>> Begin

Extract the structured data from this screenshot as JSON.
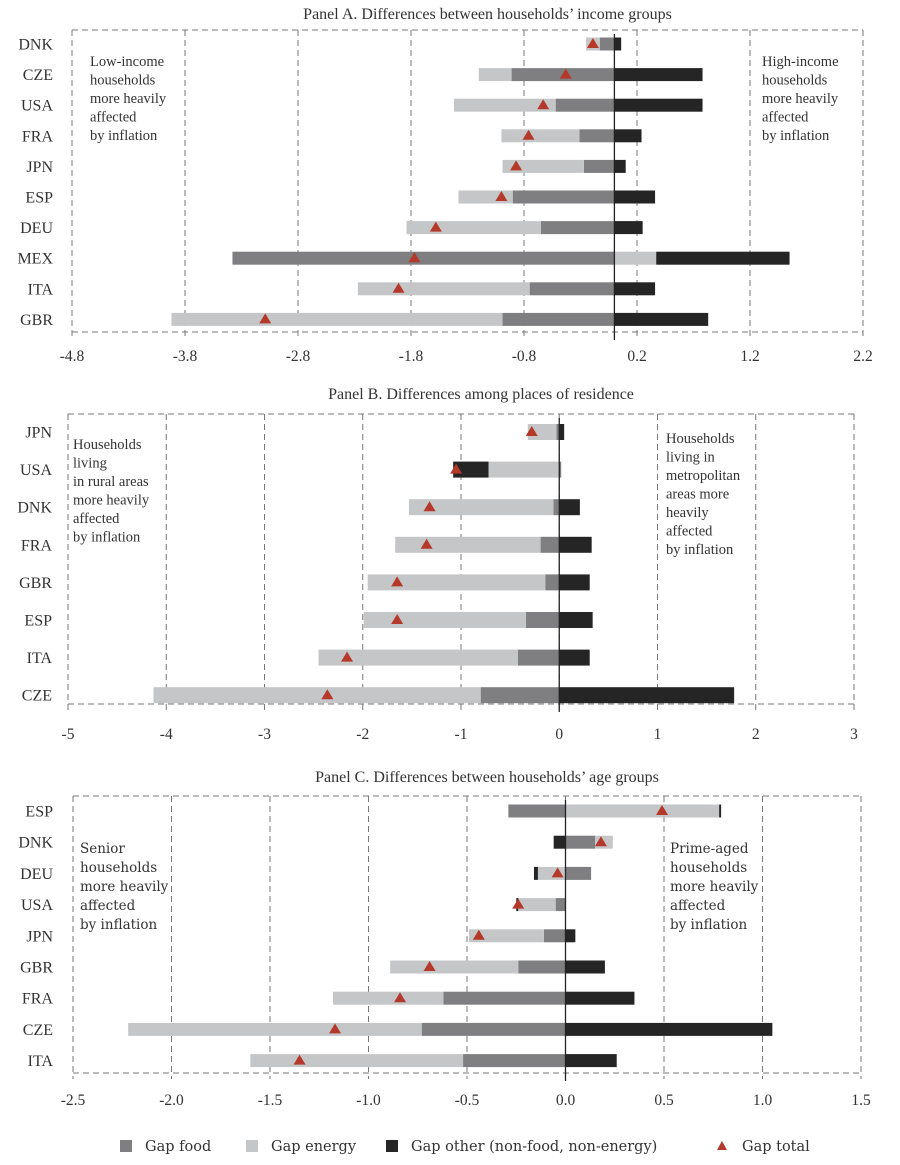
{
  "colors": {
    "food": "#7f7f81",
    "energy": "#c5c6c8",
    "other": "#252525",
    "total": "#b5392a",
    "zero_line": "#222222"
  },
  "legend": [
    {
      "key": "food",
      "label": "Gap food"
    },
    {
      "key": "energy",
      "label": "Gap energy"
    },
    {
      "key": "other",
      "label": "Gap other (non-food, non-energy)"
    },
    {
      "key": "total",
      "label": "Gap total"
    }
  ],
  "chart_data": [
    {
      "type": "bar",
      "stacked": true,
      "orientation": "horizontal",
      "title": "Panel A. Differences between households’ income groups",
      "xlim": [
        -4.8,
        2.2
      ],
      "xticks": [
        -4.8,
        -3.8,
        -2.8,
        -1.8,
        -0.8,
        0.2,
        1.2,
        2.2
      ],
      "tick_labels": [
        "-4.8",
        "-3.8",
        "-2.8",
        "-1.8",
        "-0.8",
        "0.2",
        "1.2",
        "2.2"
      ],
      "grid": true,
      "annotation_left": [
        "Low-income",
        "households",
        "more heavily",
        "affected",
        "by inflation"
      ],
      "annotation_right": [
        "High-income",
        "households",
        "more heavily",
        "affected",
        "by inflation"
      ],
      "categories": [
        "DNK",
        "CZE",
        "USA",
        "FRA",
        "JPN",
        "ESP",
        "DEU",
        "MEX",
        "ITA",
        "GBR"
      ],
      "series": [
        {
          "name": "Gap food",
          "key": "food",
          "values": [
            -0.13,
            -0.91,
            -0.52,
            -0.31,
            -0.27,
            -0.9,
            -0.65,
            -3.38,
            -0.75,
            -0.99
          ]
        },
        {
          "name": "Gap energy",
          "key": "energy",
          "values": [
            -0.12,
            -0.29,
            -0.9,
            -0.69,
            -0.72,
            -0.48,
            -1.19,
            0.37,
            -1.52,
            -2.93
          ]
        },
        {
          "name": "Gap other (non-food, non-energy)",
          "key": "other",
          "values": [
            0.06,
            0.78,
            0.78,
            0.24,
            0.1,
            0.36,
            0.25,
            1.18,
            0.36,
            0.83
          ]
        },
        {
          "name": "Gap total",
          "key": "total",
          "values": [
            -0.19,
            -0.43,
            -0.63,
            -0.76,
            -0.87,
            -1.0,
            -1.58,
            -1.77,
            -1.91,
            -3.09
          ]
        }
      ]
    },
    {
      "type": "bar",
      "stacked": true,
      "orientation": "horizontal",
      "title": "Panel B. Differences among places of residence",
      "xlim": [
        -5,
        3
      ],
      "xticks": [
        -5,
        -4,
        -3,
        -2,
        -1,
        0,
        1,
        2,
        3
      ],
      "tick_labels": [
        "-5",
        "-4",
        "-3",
        "-2",
        "-1",
        "0",
        "1",
        "2",
        "3"
      ],
      "grid": true,
      "annotation_left": [
        "Households",
        "living",
        "in rural areas",
        "more heavily",
        "affected",
        "by inflation"
      ],
      "annotation_right": [
        "Households",
        "living in",
        "metropolitan",
        "areas more",
        "heavily",
        "affected",
        "by inflation"
      ],
      "categories": [
        "JPN",
        "USA",
        "DNK",
        "FRA",
        "GBR",
        "ESP",
        "ITA",
        "CZE"
      ],
      "series": [
        {
          "name": "Gap food",
          "key": "food",
          "values": [
            -0.03,
            0.02,
            -0.06,
            -0.19,
            -0.14,
            -0.34,
            -0.42,
            -0.8
          ]
        },
        {
          "name": "Gap energy",
          "key": "energy",
          "values": [
            -0.29,
            -0.72,
            -1.47,
            -1.48,
            -1.81,
            -1.65,
            -2.03,
            -3.33
          ]
        },
        {
          "name": "Gap other (non-food, non-energy)",
          "key": "other",
          "values": [
            0.05,
            -0.36,
            0.21,
            0.33,
            0.31,
            0.34,
            0.31,
            1.78
          ]
        },
        {
          "name": "Gap total",
          "key": "total",
          "values": [
            -0.28,
            -1.05,
            -1.32,
            -1.35,
            -1.65,
            -1.65,
            -2.16,
            -2.36
          ]
        }
      ]
    },
    {
      "type": "bar",
      "stacked": true,
      "orientation": "horizontal",
      "title": "Panel C. Differences between households’ age groups",
      "xlim": [
        -2.5,
        1.5
      ],
      "xticks": [
        -2.5,
        -2.0,
        -1.5,
        -1.0,
        -0.5,
        0.0,
        0.5,
        1.0,
        1.5
      ],
      "tick_labels": [
        "-2.5",
        "-2.0",
        "-1.5",
        "-1.0",
        "-0.5",
        "0.0",
        "0.5",
        "1.0",
        "1.5"
      ],
      "grid": true,
      "annotation_left": [
        "Senior",
        "households",
        "more heavily",
        "affected",
        "by inflation"
      ],
      "annotation_right": [
        "Prime-aged",
        "households",
        "more heavily",
        "affected",
        "by inflation"
      ],
      "categories": [
        "ESP",
        "DNK",
        "DEU",
        "USA",
        "JPN",
        "GBR",
        "FRA",
        "CZE",
        "ITA"
      ],
      "series": [
        {
          "name": "Gap food",
          "key": "food",
          "values": [
            -0.29,
            0.15,
            0.13,
            -0.05,
            -0.11,
            -0.24,
            -0.62,
            -0.73,
            -0.52
          ]
        },
        {
          "name": "Gap energy",
          "key": "energy",
          "values": [
            0.78,
            0.09,
            -0.14,
            -0.19,
            -0.38,
            -0.65,
            -0.56,
            -1.49,
            -1.08
          ]
        },
        {
          "name": "Gap other (non-food, non-energy)",
          "key": "other",
          "values": [
            0.01,
            -0.06,
            -0.02,
            -0.01,
            0.05,
            0.2,
            0.35,
            1.05,
            0.26
          ]
        },
        {
          "name": "Gap total",
          "key": "total",
          "values": [
            0.49,
            0.18,
            -0.04,
            -0.24,
            -0.44,
            -0.69,
            -0.84,
            -1.17,
            -1.35
          ]
        }
      ]
    }
  ]
}
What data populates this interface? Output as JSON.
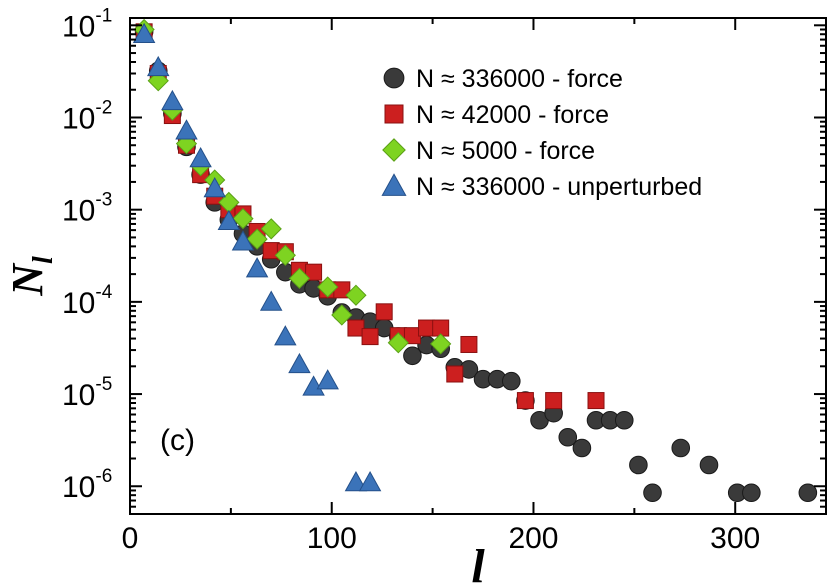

>> End

Write out every entry again word for word, without any of the pictures.

Extract the structured data from this screenshot as JSON.
{
  "colors": {
    "food": "#7f7f81",
    "energy": "#c5c6c8",
    "other": "#252525",
    "total": "#b5392a",
    "zero_line": "#222222"
  },
  "legend": [
    {
      "key": "food",
      "label": "Gap food"
    },
    {
      "key": "energy",
      "label": "Gap energy"
    },
    {
      "key": "other",
      "label": "Gap other (non-food, non-energy)"
    },
    {
      "key": "total",
      "label": "Gap total"
    }
  ],
  "chart_data": [
    {
      "type": "bar",
      "stacked": true,
      "orientation": "horizontal",
      "title": "Panel A. Differences between households’ income groups",
      "xlim": [
        -4.8,
        2.2
      ],
      "xticks": [
        -4.8,
        -3.8,
        -2.8,
        -1.8,
        -0.8,
        0.2,
        1.2,
        2.2
      ],
      "tick_labels": [
        "-4.8",
        "-3.8",
        "-2.8",
        "-1.8",
        "-0.8",
        "0.2",
        "1.2",
        "2.2"
      ],
      "grid": true,
      "annotation_left": [
        "Low-income",
        "households",
        "more heavily",
        "affected",
        "by inflation"
      ],
      "annotation_right": [
        "High-income",
        "households",
        "more heavily",
        "affected",
        "by inflation"
      ],
      "categories": [
        "DNK",
        "CZE",
        "USA",
        "FRA",
        "JPN",
        "ESP",
        "DEU",
        "MEX",
        "ITA",
        "GBR"
      ],
      "series": [
        {
          "name": "Gap food",
          "key": "food",
          "values": [
            -0.13,
            -0.91,
            -0.52,
            -0.31,
            -0.27,
            -0.9,
            -0.65,
            -3.38,
            -0.75,
            -0.99
          ]
        },
        {
          "name": "Gap energy",
          "key": "energy",
          "values": [
            -0.12,
            -0.29,
            -0.9,
            -0.69,
            -0.72,
            -0.48,
            -1.19,
            0.37,
            -1.52,
            -2.93
          ]
        },
        {
          "name": "Gap other (non-food, non-energy)",
          "key": "other",
          "values": [
            0.06,
            0.78,
            0.78,
            0.24,
            0.1,
            0.36,
            0.25,
            1.18,
            0.36,
            0.83
          ]
        },
        {
          "name": "Gap total",
          "key": "total",
          "values": [
            -0.19,
            -0.43,
            -0.63,
            -0.76,
            -0.87,
            -1.0,
            -1.58,
            -1.77,
            -1.91,
            -3.09
          ]
        }
      ]
    },
    {
      "type": "bar",
      "stacked": true,
      "orientation": "horizontal",
      "title": "Panel B. Differences among places of residence",
      "xlim": [
        -5,
        3
      ],
      "xticks": [
        -5,
        -4,
        -3,
        -2,
        -1,
        0,
        1,
        2,
        3
      ],
      "tick_labels": [
        "-5",
        "-4",
        "-3",
        "-2",
        "-1",
        "0",
        "1",
        "2",
        "3"
      ],
      "grid": true,
      "annotation_left": [
        "Households",
        "living",
        "in rural areas",
        "more heavily",
        "affected",
        "by inflation"
      ],
      "annotation_right": [
        "Households",
        "living in",
        "metropolitan",
        "areas more",
        "heavily",
        "affected",
        "by inflation"
      ],
      "categories": [
        "JPN",
        "USA",
        "DNK",
        "FRA",
        "GBR",
        "ESP",
        "ITA",
        "CZE"
      ],
      "series": [
        {
          "name": "Gap food",
          "key": "food",
          "values": [
            -0.03,
            0.02,
            -0.06,
            -0.19,
            -0.14,
            -0.34,
            -0.42,
            -0.8
          ]
        },
        {
          "name": "Gap energy",
          "key": "energy",
          "values": [
            -0.29,
            -0.72,
            -1.47,
            -1.48,
            -1.81,
            -1.65,
            -2.03,
            -3.33
          ]
        },
        {
          "name": "Gap other (non-food, non-energy)",
          "key": "other",
          "values": [
            0.05,
            -0.36,
            0.21,
            0.33,
            0.31,
            0.34,
            0.31,
            1.78
          ]
        },
        {
          "name": "Gap total",
          "key": "total",
          "values": [
            -0.28,
            -1.05,
            -1.32,
            -1.35,
            -1.65,
            -1.65,
            -2.16,
            -2.36
          ]
        }
      ]
    },
    {
      "type": "bar",
      "stacked": true,
      "orientation": "horizontal",
      "title": "Panel C. Differences between households’ age groups",
      "xlim": [
        -2.5,
        1.5
      ],
      "xticks": [
        -2.5,
        -2.0,
        -1.5,
        -1.0,
        -0.5,
        0.0,
        0.5,
        1.0,
        1.5
      ],
      "tick_labels": [
        "-2.5",
        "-2.0",
        "-1.5",
        "-1.0",
        "-0.5",
        "0.0",
        "0.5",
        "1.0",
        "1.5"
      ],
      "grid": true,
      "annotation_left": [
        "Senior",
        "households",
        "more heavily",
        "affected",
        "by inflation"
      ],
      "annotation_right": [
        "Prime-aged",
        "households",
        "more heavily",
        "affected",
        "by inflation"
      ],
      "categories": [
        "ESP",
        "DNK",
        "DEU",
        "USA",
        "JPN",
        "GBR",
        "FRA",
        "CZE",
        "ITA"
      ],
      "series": [
        {
          "name": "Gap food",
          "key": "food",
          "values": [
            -0.29,
            0.15,
            0.13,
            -0.05,
            -0.11,
            -0.24,
            -0.62,
            -0.73,
            -0.52
          ]
        },
        {
          "name": "Gap energy",
          "key": "energy",
          "values": [
            0.78,
            0.09,
            -0.14,
            -0.19,
            -0.38,
            -0.65,
            -0.56,
            -1.49,
            -1.08
          ]
        },
        {
          "name": "Gap other (non-food, non-energy)",
          "key": "other",
          "values": [
            0.01,
            -0.06,
            -0.02,
            -0.01,
            0.05,
            0.2,
            0.35,
            1.05,
            0.26
          ]
        },
        {
          "name": "Gap total",
          "key": "total",
          "values": [
            0.49,
            0.18,
            -0.04,
            -0.24,
            -0.44,
            -0.69,
            -0.84,
            -1.17,
            -1.35
          ]
        }
      ]
    }
  ]
}
What data populates this interface? Output as JSON.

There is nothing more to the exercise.